Data entries:
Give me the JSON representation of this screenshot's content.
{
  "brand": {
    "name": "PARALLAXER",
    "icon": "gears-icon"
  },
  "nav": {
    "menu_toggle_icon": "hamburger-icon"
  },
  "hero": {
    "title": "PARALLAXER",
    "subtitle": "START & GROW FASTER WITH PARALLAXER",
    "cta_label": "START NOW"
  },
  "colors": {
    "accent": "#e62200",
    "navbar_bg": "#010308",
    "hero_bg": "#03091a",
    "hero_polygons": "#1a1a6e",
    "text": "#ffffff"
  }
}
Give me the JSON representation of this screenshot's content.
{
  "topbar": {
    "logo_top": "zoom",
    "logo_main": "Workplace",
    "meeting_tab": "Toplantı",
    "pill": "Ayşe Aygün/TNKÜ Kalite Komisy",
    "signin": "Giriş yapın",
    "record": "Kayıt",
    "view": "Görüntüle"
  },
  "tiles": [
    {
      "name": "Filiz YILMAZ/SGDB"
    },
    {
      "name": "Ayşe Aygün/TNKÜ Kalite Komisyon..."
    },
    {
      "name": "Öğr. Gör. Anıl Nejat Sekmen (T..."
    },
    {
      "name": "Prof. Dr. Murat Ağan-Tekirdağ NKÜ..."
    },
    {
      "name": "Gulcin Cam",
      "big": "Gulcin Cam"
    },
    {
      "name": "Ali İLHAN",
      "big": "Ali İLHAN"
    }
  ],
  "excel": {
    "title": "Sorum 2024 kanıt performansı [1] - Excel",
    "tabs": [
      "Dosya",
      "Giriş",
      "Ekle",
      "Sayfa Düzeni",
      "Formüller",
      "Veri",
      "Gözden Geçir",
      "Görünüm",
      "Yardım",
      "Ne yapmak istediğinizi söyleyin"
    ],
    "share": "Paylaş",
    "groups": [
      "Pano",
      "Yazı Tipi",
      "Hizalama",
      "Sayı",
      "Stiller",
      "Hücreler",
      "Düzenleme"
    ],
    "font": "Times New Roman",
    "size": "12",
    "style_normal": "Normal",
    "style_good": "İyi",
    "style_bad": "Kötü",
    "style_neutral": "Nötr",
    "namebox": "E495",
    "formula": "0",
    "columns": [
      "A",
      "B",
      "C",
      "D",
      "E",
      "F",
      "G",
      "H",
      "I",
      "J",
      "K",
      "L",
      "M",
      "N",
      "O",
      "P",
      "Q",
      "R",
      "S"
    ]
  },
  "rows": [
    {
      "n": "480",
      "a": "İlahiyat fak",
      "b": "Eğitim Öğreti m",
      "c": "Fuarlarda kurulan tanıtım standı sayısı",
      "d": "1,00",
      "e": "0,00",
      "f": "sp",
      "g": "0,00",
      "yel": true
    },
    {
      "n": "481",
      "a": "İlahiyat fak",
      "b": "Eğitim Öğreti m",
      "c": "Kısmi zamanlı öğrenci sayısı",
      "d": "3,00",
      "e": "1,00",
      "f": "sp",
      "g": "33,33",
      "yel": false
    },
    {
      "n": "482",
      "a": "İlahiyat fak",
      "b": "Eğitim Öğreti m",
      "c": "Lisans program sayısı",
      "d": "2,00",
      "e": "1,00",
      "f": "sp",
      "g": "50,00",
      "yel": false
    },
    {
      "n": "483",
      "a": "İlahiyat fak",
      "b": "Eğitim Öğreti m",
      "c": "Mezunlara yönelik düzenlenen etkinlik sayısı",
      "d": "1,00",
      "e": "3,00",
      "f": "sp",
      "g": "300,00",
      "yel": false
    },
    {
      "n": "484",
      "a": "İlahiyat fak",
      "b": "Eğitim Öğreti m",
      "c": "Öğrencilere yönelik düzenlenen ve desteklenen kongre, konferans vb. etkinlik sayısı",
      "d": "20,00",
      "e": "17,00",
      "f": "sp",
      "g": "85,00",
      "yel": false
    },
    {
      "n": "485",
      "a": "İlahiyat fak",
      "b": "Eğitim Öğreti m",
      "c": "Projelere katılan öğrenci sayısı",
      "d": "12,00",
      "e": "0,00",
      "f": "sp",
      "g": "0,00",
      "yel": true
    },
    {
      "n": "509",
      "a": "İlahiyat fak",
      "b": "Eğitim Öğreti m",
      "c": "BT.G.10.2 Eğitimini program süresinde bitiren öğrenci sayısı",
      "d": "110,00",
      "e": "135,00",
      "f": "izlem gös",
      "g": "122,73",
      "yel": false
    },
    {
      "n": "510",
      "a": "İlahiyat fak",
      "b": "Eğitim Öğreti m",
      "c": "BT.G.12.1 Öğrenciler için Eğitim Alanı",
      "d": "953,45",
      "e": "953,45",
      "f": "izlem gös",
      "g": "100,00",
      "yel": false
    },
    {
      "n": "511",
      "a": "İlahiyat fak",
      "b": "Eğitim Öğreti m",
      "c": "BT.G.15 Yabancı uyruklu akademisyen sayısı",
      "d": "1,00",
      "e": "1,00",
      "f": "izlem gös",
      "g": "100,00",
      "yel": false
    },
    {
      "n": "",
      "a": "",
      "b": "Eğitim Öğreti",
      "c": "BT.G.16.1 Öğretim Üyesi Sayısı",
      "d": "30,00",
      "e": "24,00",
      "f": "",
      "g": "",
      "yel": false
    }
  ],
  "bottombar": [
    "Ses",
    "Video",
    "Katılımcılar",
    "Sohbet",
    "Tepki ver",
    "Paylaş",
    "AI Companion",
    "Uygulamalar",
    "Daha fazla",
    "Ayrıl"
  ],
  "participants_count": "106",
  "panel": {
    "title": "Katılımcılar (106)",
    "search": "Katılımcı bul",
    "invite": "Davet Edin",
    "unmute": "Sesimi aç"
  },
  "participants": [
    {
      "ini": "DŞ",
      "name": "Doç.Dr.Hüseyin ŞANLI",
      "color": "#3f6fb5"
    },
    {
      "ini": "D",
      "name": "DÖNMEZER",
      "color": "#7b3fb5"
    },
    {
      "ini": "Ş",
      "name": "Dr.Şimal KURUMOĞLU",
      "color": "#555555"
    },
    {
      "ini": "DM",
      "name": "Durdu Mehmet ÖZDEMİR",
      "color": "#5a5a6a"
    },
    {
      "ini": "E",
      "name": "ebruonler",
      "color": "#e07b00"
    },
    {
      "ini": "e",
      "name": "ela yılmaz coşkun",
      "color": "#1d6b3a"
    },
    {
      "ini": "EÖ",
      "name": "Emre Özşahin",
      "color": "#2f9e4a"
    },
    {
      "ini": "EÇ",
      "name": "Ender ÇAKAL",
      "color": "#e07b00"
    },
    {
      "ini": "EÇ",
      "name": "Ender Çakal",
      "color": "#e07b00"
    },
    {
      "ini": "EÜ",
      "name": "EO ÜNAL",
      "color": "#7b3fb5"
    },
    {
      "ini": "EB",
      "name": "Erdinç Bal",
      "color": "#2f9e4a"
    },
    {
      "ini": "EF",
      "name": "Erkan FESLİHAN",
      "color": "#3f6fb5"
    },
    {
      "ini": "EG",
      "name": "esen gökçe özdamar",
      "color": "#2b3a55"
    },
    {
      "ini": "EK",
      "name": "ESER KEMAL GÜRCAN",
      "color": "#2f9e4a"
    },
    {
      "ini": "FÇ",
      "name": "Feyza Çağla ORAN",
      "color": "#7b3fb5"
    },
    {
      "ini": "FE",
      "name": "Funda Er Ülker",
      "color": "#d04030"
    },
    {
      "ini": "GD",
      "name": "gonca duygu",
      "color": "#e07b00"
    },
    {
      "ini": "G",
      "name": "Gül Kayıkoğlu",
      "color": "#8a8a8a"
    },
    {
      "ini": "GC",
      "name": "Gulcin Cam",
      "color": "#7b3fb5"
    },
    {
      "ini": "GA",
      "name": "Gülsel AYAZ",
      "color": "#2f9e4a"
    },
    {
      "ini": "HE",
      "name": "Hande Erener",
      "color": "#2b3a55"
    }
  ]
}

Task statement: Write the data back out verbatim.

Result for this task:
Give me the JSON representation of this screenshot's content.
{
  "brand": {
    "name": "PARALLAXER",
    "icon": "gears-icon"
  },
  "nav": {
    "menu_toggle_icon": "hamburger-icon"
  },
  "hero": {
    "title": "PARALLAXER",
    "subtitle": "START & GROW FASTER WITH PARALLAXER",
    "cta_label": "START NOW"
  },
  "colors": {
    "accent": "#e62200",
    "navbar_bg": "#010308",
    "hero_bg": "#03091a",
    "hero_polygons": "#1a1a6e",
    "text": "#ffffff"
  }
}
Give me the JSON representation of this screenshot's content.
{
  "topbar": {
    "logo_top": "zoom",
    "logo_main": "Workplace",
    "meeting_tab": "Toplantı",
    "pill": "Ayşe Aygün/TNKÜ Kalite Komisy",
    "signin": "Giriş yapın",
    "record": "Kayıt",
    "view": "Görüntüle"
  },
  "tiles": [
    {
      "name": "Filiz YILMAZ/SGDB"
    },
    {
      "name": "Ayşe Aygün/TNKÜ Kalite Komisyon..."
    },
    {
      "name": "Öğr. Gör. Anıl Nejat Sekmen (T..."
    },
    {
      "name": "Prof. Dr. Murat Ağan-Tekirdağ NKÜ..."
    },
    {
      "name": "Gulcin Cam",
      "big": "Gulcin Cam"
    },
    {
      "name": "Ali İLHAN",
      "big": "Ali İLHAN"
    }
  ],
  "excel": {
    "title": "Sorum 2024 kanıt performansı [1] - Excel",
    "tabs": [
      "Dosya",
      "Giriş",
      "Ekle",
      "Sayfa Düzeni",
      "Formüller",
      "Veri",
      "Gözden Geçir",
      "Görünüm",
      "Yardım",
      "Ne yapmak istediğinizi söyleyin"
    ],
    "share": "Paylaş",
    "groups": [
      "Pano",
      "Yazı Tipi",
      "Hizalama",
      "Sayı",
      "Stiller",
      "Hücreler",
      "Düzenleme"
    ],
    "font": "Times New Roman",
    "size": "12",
    "style_normal": "Normal",
    "style_good": "İyi",
    "style_bad": "Kötü",
    "style_neutral": "Nötr",
    "namebox": "E495",
    "formula": "0",
    "columns": [
      "A",
      "B",
      "C",
      "D",
      "E",
      "F",
      "G",
      "H",
      "I",
      "J",
      "K",
      "L",
      "M",
      "N",
      "O",
      "P",
      "Q",
      "R",
      "S"
    ]
  },
  "rows": [
    {
      "n": "480",
      "a": "İlahiyat fak",
      "b": "Eğitim Öğreti m",
      "c": "Fuarlarda kurulan tanıtım standı sayısı",
      "d": "1,00",
      "e": "0,00",
      "f": "sp",
      "g": "0,00",
      "yel": true
    },
    {
      "n": "481",
      "a": "İlahiyat fak",
      "b": "Eğitim Öğreti m",
      "c": "Kısmi zamanlı öğrenci sayısı",
      "d": "3,00",
      "e": "1,00",
      "f": "sp",
      "g": "33,33",
      "yel": false
    },
    {
      "n": "482",
      "a": "İlahiyat fak",
      "b": "Eğitim Öğreti m",
      "c": "Lisans program sayısı",
      "d": "2,00",
      "e": "1,00",
      "f": "sp",
      "g": "50,00",
      "yel": false
    },
    {
      "n": "483",
      "a": "İlahiyat fak",
      "b": "Eğitim Öğreti m",
      "c": "Mezunlara yönelik düzenlenen etkinlik sayısı",
      "d": "1,00",
      "e": "3,00",
      "f": "sp",
      "g": "300,00",
      "yel": false
    },
    {
      "n": "484",
      "a": "İlahiyat fak",
      "b": "Eğitim Öğreti m",
      "c": "Öğrencilere yönelik düzenlenen ve desteklenen kongre, konferans vb. etkinlik sayısı",
      "d": "20,00",
      "e": "17,00",
      "f": "sp",
      "g": "85,00",
      "yel": false
    },
    {
      "n": "485",
      "a": "İlahiyat fak",
      "b": "Eğitim Öğreti m",
      "c": "Projelere katılan öğrenci sayısı",
      "d": "12,00",
      "e": "0,00",
      "f": "sp",
      "g": "0,00",
      "yel": true
    },
    {
      "n": "509",
      "a": "İlahiyat fak",
      "b": "Eğitim Öğreti m",
      "c": "BT.G.10.2 Eğitimini program süresinde bitiren öğrenci sayısı",
      "d": "110,00",
      "e": "135,00",
      "f": "izlem gös",
      "g": "122,73",
      "yel": false
    },
    {
      "n": "510",
      "a": "İlahiyat fak",
      "b": "Eğitim Öğreti m",
      "c": "BT.G.12.1 Öğrenciler için Eğitim Alanı",
      "d": "953,45",
      "e": "953,45",
      "f": "izlem gös",
      "g": "100,00",
      "yel": false
    },
    {
      "n": "511",
      "a": "İlahiyat fak",
      "b": "Eğitim Öğreti m",
      "c": "BT.G.15 Yabancı uyruklu akademisyen sayısı",
      "d": "1,00",
      "e": "1,00",
      "f": "izlem gös",
      "g": "100,00",
      "yel": false
    },
    {
      "n": "",
      "a": "",
      "b": "Eğitim Öğreti",
      "c": "BT.G.16.1 Öğretim Üyesi Sayısı",
      "d": "30,00",
      "e": "24,00",
      "f": "",
      "g": "",
      "yel": false
    }
  ],
  "bottombar": [
    "Ses",
    "Video",
    "Katılımcılar",
    "Sohbet",
    "Tepki ver",
    "Paylaş",
    "AI Companion",
    "Uygulamalar",
    "Daha fazla",
    "Ayrıl"
  ],
  "participants_count": "106",
  "panel": {
    "title": "Katılımcılar (106)",
    "search": "Katılımcı bul",
    "invite": "Davet Edin",
    "unmute": "Sesimi aç"
  },
  "participants": [
    {
      "ini": "DŞ",
      "name": "Doç.Dr.Hüseyin ŞANLI",
      "color": "#3f6fb5"
    },
    {
      "ini": "D",
      "name": "DÖNMEZER",
      "color": "#7b3fb5"
    },
    {
      "ini": "Ş",
      "name": "Dr.Şimal KURUMOĞLU",
      "color": "#555555"
    },
    {
      "ini": "DM",
      "name": "Durdu Mehmet ÖZDEMİR",
      "color": "#5a5a6a"
    },
    {
      "ini": "E",
      "name": "ebruonler",
      "color": "#e07b00"
    },
    {
      "ini": "e",
      "name": "ela yılmaz coşkun",
      "color": "#1d6b3a"
    },
    {
      "ini": "EÖ",
      "name": "Emre Özşahin",
      "color": "#2f9e4a"
    },
    {
      "ini": "EÇ",
      "name": "Ender ÇAKAL",
      "color": "#e07b00"
    },
    {
      "ini": "EÇ",
      "name": "Ender Çakal",
      "color": "#e07b00"
    },
    {
      "ini": "EÜ",
      "name": "EO ÜNAL",
      "color": "#7b3fb5"
    },
    {
      "ini": "EB",
      "name": "Erdinç Bal",
      "color": "#2f9e4a"
    },
    {
      "ini": "EF",
      "name": "Erkan FESLİHAN",
      "color": "#3f6fb5"
    },
    {
      "ini": "EG",
      "name": "esen gökçe özdamar",
      "color": "#2b3a55"
    },
    {
      "ini": "EK",
      "name": "ESER KEMAL GÜRCAN",
      "color": "#2f9e4a"
    },
    {
      "ini": "FÇ",
      "name": "Feyza Çağla ORAN",
      "color": "#7b3fb5"
    },
    {
      "ini": "FE",
      "name": "Funda Er Ülker",
      "color": "#d04030"
    },
    {
      "ini": "GD",
      "name": "gonca duygu",
      "color": "#e07b00"
    },
    {
      "ini": "G",
      "name": "Gül Kayıkoğlu",
      "color": "#8a8a8a"
    },
    {
      "ini": "GC",
      "name": "Gulcin Cam",
      "color": "#7b3fb5"
    },
    {
      "ini": "GA",
      "name": "Gülsel AYAZ",
      "color": "#2f9e4a"
    },
    {
      "ini": "HE",
      "name": "Hande Erener",
      "color": "#2b3a55"
    }
  ]
}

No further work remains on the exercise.